-------- Record excerpts

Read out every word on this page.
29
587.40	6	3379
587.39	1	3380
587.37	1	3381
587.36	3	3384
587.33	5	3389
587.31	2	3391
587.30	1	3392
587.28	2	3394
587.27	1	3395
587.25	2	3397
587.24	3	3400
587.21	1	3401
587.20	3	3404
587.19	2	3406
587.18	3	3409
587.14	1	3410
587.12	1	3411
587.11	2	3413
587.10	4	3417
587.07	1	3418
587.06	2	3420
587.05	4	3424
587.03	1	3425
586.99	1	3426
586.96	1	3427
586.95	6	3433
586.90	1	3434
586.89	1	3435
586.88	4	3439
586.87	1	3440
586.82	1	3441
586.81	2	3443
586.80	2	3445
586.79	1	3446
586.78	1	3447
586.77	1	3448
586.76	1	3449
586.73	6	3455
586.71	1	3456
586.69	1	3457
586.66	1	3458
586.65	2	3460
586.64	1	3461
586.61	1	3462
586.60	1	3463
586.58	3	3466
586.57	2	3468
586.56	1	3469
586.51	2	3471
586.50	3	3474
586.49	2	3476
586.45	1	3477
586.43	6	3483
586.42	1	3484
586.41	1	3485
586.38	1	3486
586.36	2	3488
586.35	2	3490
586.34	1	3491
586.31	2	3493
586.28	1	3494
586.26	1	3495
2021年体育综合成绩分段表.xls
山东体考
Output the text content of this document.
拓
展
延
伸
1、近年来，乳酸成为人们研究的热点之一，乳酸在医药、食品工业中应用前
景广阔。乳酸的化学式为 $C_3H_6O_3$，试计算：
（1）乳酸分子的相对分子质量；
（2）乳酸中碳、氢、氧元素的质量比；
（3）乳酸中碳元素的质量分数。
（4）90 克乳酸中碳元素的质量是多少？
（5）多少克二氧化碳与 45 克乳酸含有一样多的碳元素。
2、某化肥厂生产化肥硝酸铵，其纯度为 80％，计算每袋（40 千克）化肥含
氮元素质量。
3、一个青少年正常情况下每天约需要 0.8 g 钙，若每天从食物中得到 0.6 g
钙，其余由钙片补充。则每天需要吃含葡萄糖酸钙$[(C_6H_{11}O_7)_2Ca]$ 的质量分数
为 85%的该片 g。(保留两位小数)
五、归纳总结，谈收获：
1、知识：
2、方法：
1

----------------

▶ To do:
Work out the count of lines containing the word "this", then write only that count.

▶ Response to the exercise:
2